# Listing:
--------

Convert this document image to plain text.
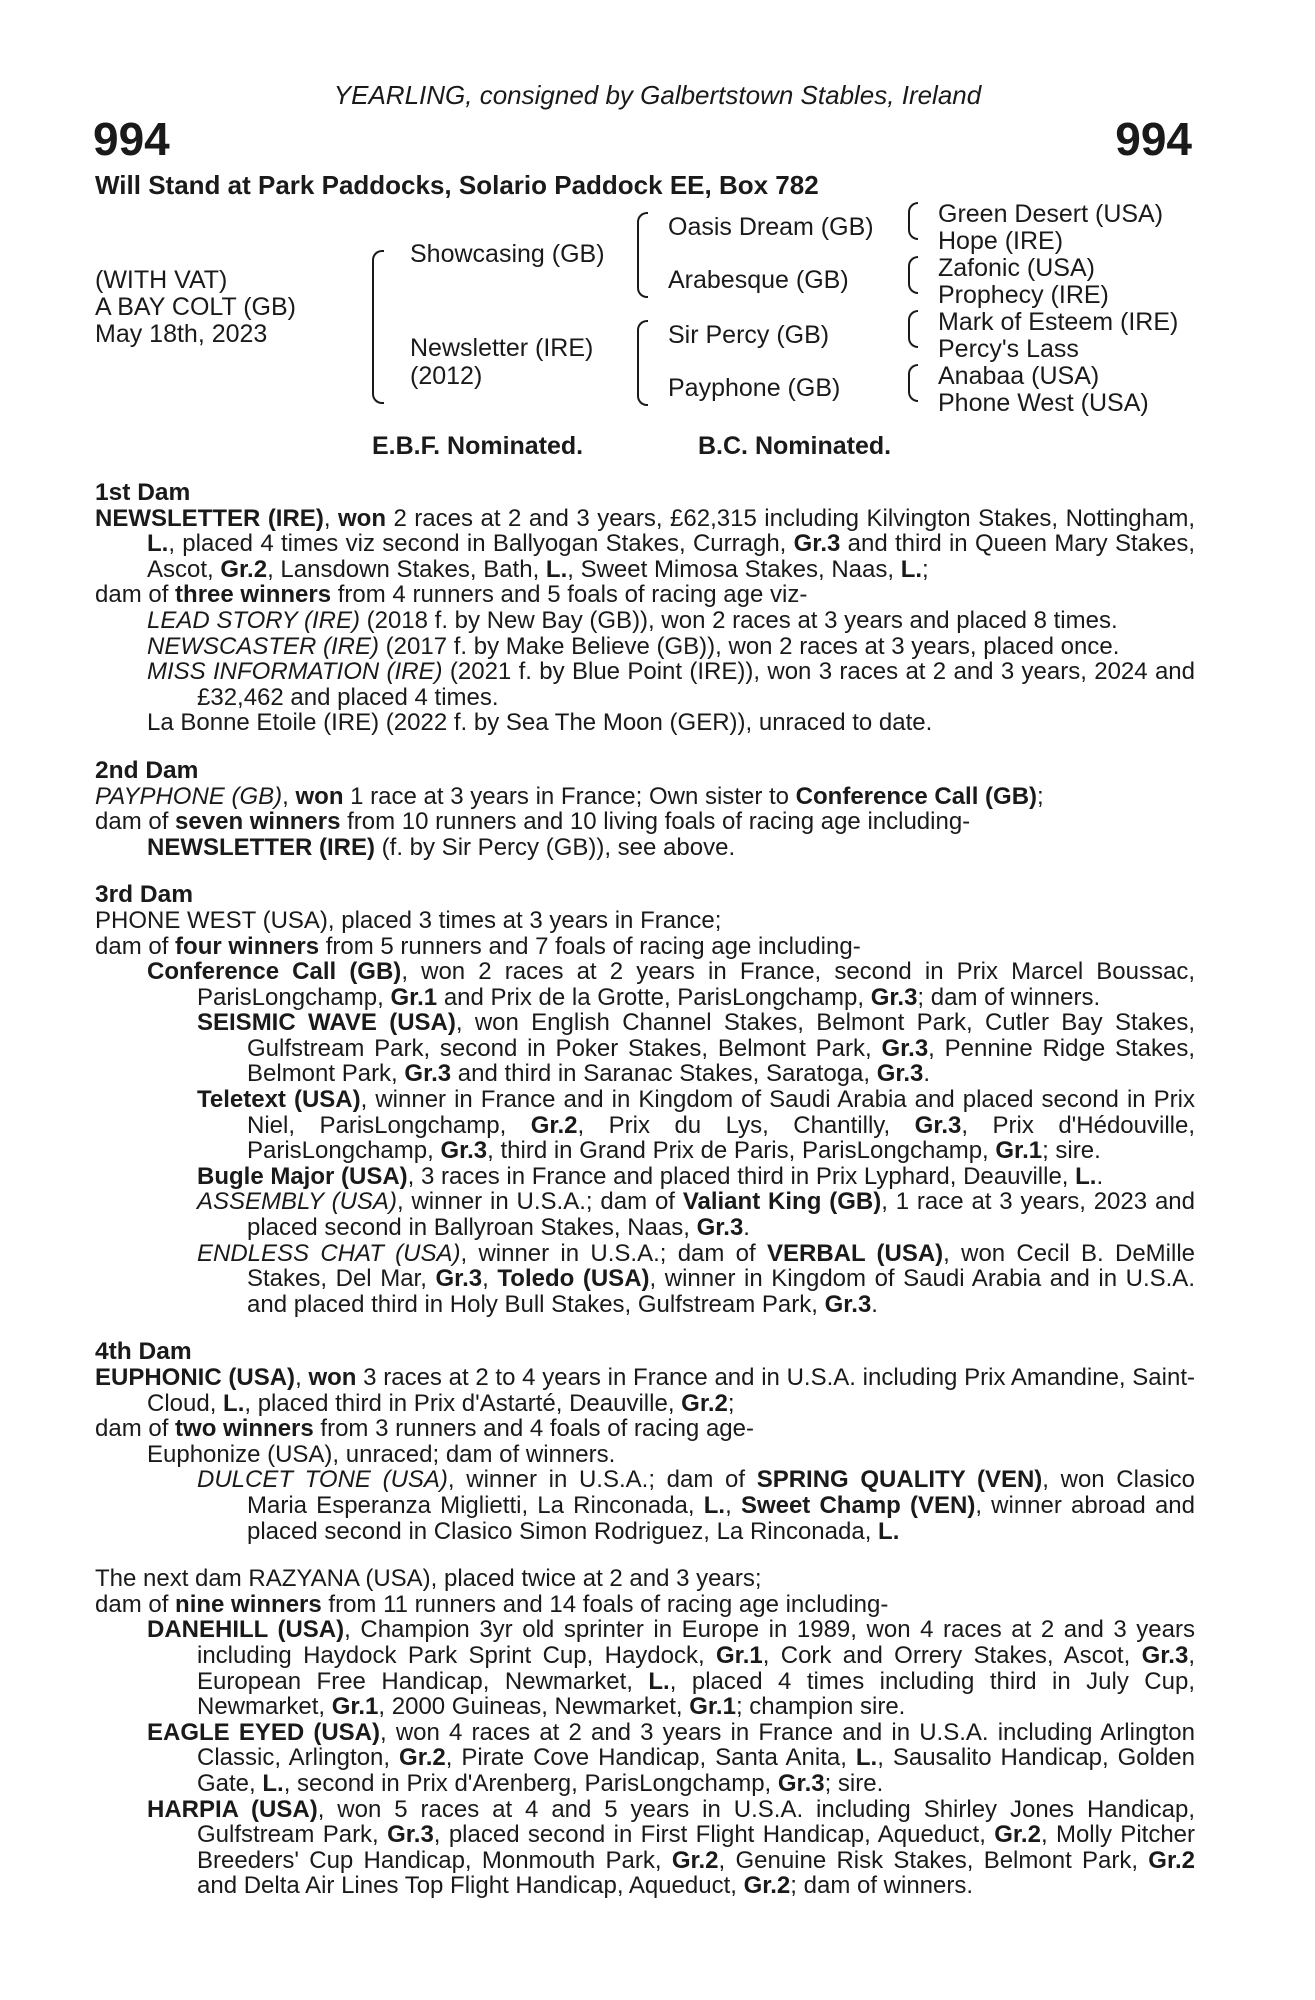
YEARLING, consigned by Galbertstown Stables, Ireland
994	994
Will Stand at Park Paddocks, Solario Paddock EE, Box 782
(WITH VAT)
A BAY COLT (GB)
May 18th, 2023
Showcasing (GB)
Newsletter (IRE)
(2012)
Oasis Dream (GB)
Arabesque (GB)
Sir Percy (GB)
Payphone (GB)
Green Desert (USA)
Hope (IRE)
Zafonic (USA)
Prophecy (IRE)
Mark of Esteem (IRE)
Percy's Lass
Anabaa (USA)
Phone West (USA)
E.B.F. Nominated.	B.C. Nominated.

1st Dam

NEWSLETTER (IRE), won 2 races at 2 and 3 years, £62,315 including Kilvington Stakes, Nottingham, L., placed 4 times viz second in Ballyogan Stakes, Curragh, Gr.3 and third in Queen Mary Stakes, Ascot, Gr.2, Lansdown Stakes, Bath, L., Sweet Mimosa Stakes, Naas, L.;

dam of three winners from 4 runners and 5 foals of racing age viz-

LEAD STORY (IRE) (2018 f. by New Bay (GB)), won 2 races at 3 years and placed 8 times.

NEWSCASTER (IRE) (2017 f. by Make Believe (GB)), won 2 races at 3 years, placed once.

MISS INFORMATION (IRE) (2021 f. by Blue Point (IRE)), won 3 races at 2 and 3 years, 2024 and £32,462 and placed 4 times.

La Bonne Etoile (IRE) (2022 f. by Sea The Moon (GER)), unraced to date.

2nd Dam

PAYPHONE (GB), won 1 race at 3 years in France; Own sister to Conference Call (GB);

dam of seven winners from 10 runners and 10 living foals of racing age including-

NEWSLETTER (IRE) (f. by Sir Percy (GB)), see above.

3rd Dam

PHONE WEST (USA), placed 3 times at 3 years in France;

dam of four winners from 5 runners and 7 foals of racing age including-

Conference Call (GB), won 2 races at 2 years in France, second in Prix Marcel Boussac, ParisLongchamp, Gr.1 and Prix de la Grotte, ParisLongchamp, Gr.3; dam of winners.

SEISMIC WAVE (USA), won English Channel Stakes, Belmont Park, Cutler Bay Stakes, Gulfstream Park, second in Poker Stakes, Belmont Park, Gr.3, Pennine Ridge Stakes, Belmont Park, Gr.3 and third in Saranac Stakes, Saratoga, Gr.3.

Teletext (USA), winner in France and in Kingdom of Saudi Arabia and placed second in Prix Niel, ParisLongchamp, Gr.2, Prix du Lys, Chantilly, Gr.3, Prix d'Hédouville, ParisLongchamp, Gr.3, third in Grand Prix de Paris, ParisLongchamp, Gr.1; sire.

Bugle Major (USA), 3 races in France and placed third in Prix Lyphard, Deauville, L..

ASSEMBLY (USA), winner in U.S.A.; dam of Valiant King (GB), 1 race at 3 years, 2023 and placed second in Ballyroan Stakes, Naas, Gr.3.

ENDLESS CHAT (USA), winner in U.S.A.; dam of VERBAL (USA), won Cecil B. DeMille Stakes, Del Mar, Gr.3, Toledo (USA), winner in Kingdom of Saudi Arabia and in U.S.A. and placed third in Holy Bull Stakes, Gulfstream Park, Gr.3.

4th Dam

EUPHONIC (USA), won 3 races at 2 to 4 years in France and in U.S.A. including Prix Amandine, Saint-Cloud, L., placed third in Prix d'Astarté, Deauville, Gr.2;

dam of two winners from 3 runners and 4 foals of racing age-

Euphonize (USA), unraced; dam of winners.

DULCET TONE (USA), winner in U.S.A.; dam of SPRING QUALITY (VEN), won Clasico Maria Esperanza Miglietti, La Rinconada, L., Sweet Champ (VEN), winner abroad and placed second in Clasico Simon Rodriguez, La Rinconada, L.

The next dam RAZYANA (USA), placed twice at 2 and 3 years;

dam of nine winners from 11 runners and 14 foals of racing age including-

DANEHILL (USA), Champion 3yr old sprinter in Europe in 1989, won 4 races at 2 and 3 years including Haydock Park Sprint Cup, Haydock, Gr.1, Cork and Orrery Stakes, Ascot, Gr.3, European Free Handicap, Newmarket, L., placed 4 times including third in July Cup, Newmarket, Gr.1, 2000 Guineas, Newmarket, Gr.1; champion sire.

EAGLE EYED (USA), won 4 races at 2 and 3 years in France and in U.S.A. including Arlington Classic, Arlington, Gr.2, Pirate Cove Handicap, Santa Anita, L., Sausalito Handicap, Golden Gate, L., second in Prix d'Arenberg, ParisLongchamp, Gr.3; sire.

HARPIA (USA), won 5 races at 4 and 5 years in U.S.A. including Shirley Jones Handicap, Gulfstream Park, Gr.3, placed second in First Flight Handicap, Aqueduct, Gr.2, Molly Pitcher Breeders' Cup Handicap, Monmouth Park, Gr.2, Genuine Risk Stakes, Belmont Park, Gr.2 and Delta Air Lines Top Flight Handicap, Aqueduct, Gr.2; dam of winners.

--------

# Exercise task:
Copy the data word for word. Pictures do not go in the copy.

# Task answer:
Convert this document image to plain text.
YEARLING, consigned by Galbertstown Stables, Ireland
994	994
Will Stand at Park Paddocks, Solario Paddock EE, Box 782
(WITH VAT)
A BAY COLT (GB)
May 18th, 2023
Showcasing (GB)
Newsletter (IRE)
(2012)
Oasis Dream (GB)
Arabesque (GB)
Sir Percy (GB)
Payphone (GB)
Green Desert (USA)
Hope (IRE)
Zafonic (USA)
Prophecy (IRE)
Mark of Esteem (IRE)
Percy's Lass
Anabaa (USA)
Phone West (USA)
E.B.F. Nominated.	B.C. Nominated.

1st Dam

NEWSLETTER (IRE), won 2 races at 2 and 3 years, £62,315 including Kilvington Stakes, Nottingham, L., placed 4 times viz second in Ballyogan Stakes, Curragh, Gr.3 and third in Queen Mary Stakes, Ascot, Gr.2, Lansdown Stakes, Bath, L., Sweet Mimosa Stakes, Naas, L.;

dam of three winners from 4 runners and 5 foals of racing age viz-

LEAD STORY (IRE) (2018 f. by New Bay (GB)), won 2 races at 3 years and placed 8 times.

NEWSCASTER (IRE) (2017 f. by Make Believe (GB)), won 2 races at 3 years, placed once.

MISS INFORMATION (IRE) (2021 f. by Blue Point (IRE)), won 3 races at 2 and 3 years, 2024 and £32,462 and placed 4 times.

La Bonne Etoile (IRE) (2022 f. by Sea The Moon (GER)), unraced to date.

2nd Dam

PAYPHONE (GB), won 1 race at 3 years in France; Own sister to Conference Call (GB);

dam of seven winners from 10 runners and 10 living foals of racing age including-

NEWSLETTER (IRE) (f. by Sir Percy (GB)), see above.

3rd Dam

PHONE WEST (USA), placed 3 times at 3 years in France;

dam of four winners from 5 runners and 7 foals of racing age including-

Conference Call (GB), won 2 races at 2 years in France, second in Prix Marcel Boussac, ParisLongchamp, Gr.1 and Prix de la Grotte, ParisLongchamp, Gr.3; dam of winners.

SEISMIC WAVE (USA), won English Channel Stakes, Belmont Park, Cutler Bay Stakes, Gulfstream Park, second in Poker Stakes, Belmont Park, Gr.3, Pennine Ridge Stakes, Belmont Park, Gr.3 and third in Saranac Stakes, Saratoga, Gr.3.

Teletext (USA), winner in France and in Kingdom of Saudi Arabia and placed second in Prix Niel, ParisLongchamp, Gr.2, Prix du Lys, Chantilly, Gr.3, Prix d'Hédouville, ParisLongchamp, Gr.3, third in Grand Prix de Paris, ParisLongchamp, Gr.1; sire.

Bugle Major (USA), 3 races in France and placed third in Prix Lyphard, Deauville, L..

ASSEMBLY (USA), winner in U.S.A.; dam of Valiant King (GB), 1 race at 3 years, 2023 and placed second in Ballyroan Stakes, Naas, Gr.3.

ENDLESS CHAT (USA), winner in U.S.A.; dam of VERBAL (USA), won Cecil B. DeMille Stakes, Del Mar, Gr.3, Toledo (USA), winner in Kingdom of Saudi Arabia and in U.S.A. and placed third in Holy Bull Stakes, Gulfstream Park, Gr.3.

4th Dam

EUPHONIC (USA), won 3 races at 2 to 4 years in France and in U.S.A. including Prix Amandine, Saint-Cloud, L., placed third in Prix d'Astarté, Deauville, Gr.2;

dam of two winners from 3 runners and 4 foals of racing age-

Euphonize (USA), unraced; dam of winners.

DULCET TONE (USA), winner in U.S.A.; dam of SPRING QUALITY (VEN), won Clasico Maria Esperanza Miglietti, La Rinconada, L., Sweet Champ (VEN), winner abroad and placed second in Clasico Simon Rodriguez, La Rinconada, L.

The next dam RAZYANA (USA), placed twice at 2 and 3 years;

dam of nine winners from 11 runners and 14 foals of racing age including-

DANEHILL (USA), Champion 3yr old sprinter in Europe in 1989, won 4 races at 2 and 3 years including Haydock Park Sprint Cup, Haydock, Gr.1, Cork and Orrery Stakes, Ascot, Gr.3, European Free Handicap, Newmarket, L., placed 4 times including third in July Cup, Newmarket, Gr.1, 2000 Guineas, Newmarket, Gr.1; champion sire.

EAGLE EYED (USA), won 4 races at 2 and 3 years in France and in U.S.A. including Arlington Classic, Arlington, Gr.2, Pirate Cove Handicap, Santa Anita, L., Sausalito Handicap, Golden Gate, L., second in Prix d'Arenberg, ParisLongchamp, Gr.3; sire.

HARPIA (USA), won 5 races at 4 and 5 years in U.S.A. including Shirley Jones Handicap, Gulfstream Park, Gr.3, placed second in First Flight Handicap, Aqueduct, Gr.2, Molly Pitcher Breeders' Cup Handicap, Monmouth Park, Gr.2, Genuine Risk Stakes, Belmont Park, Gr.2 and Delta Air Lines Top Flight Handicap, Aqueduct, Gr.2; dam of winners.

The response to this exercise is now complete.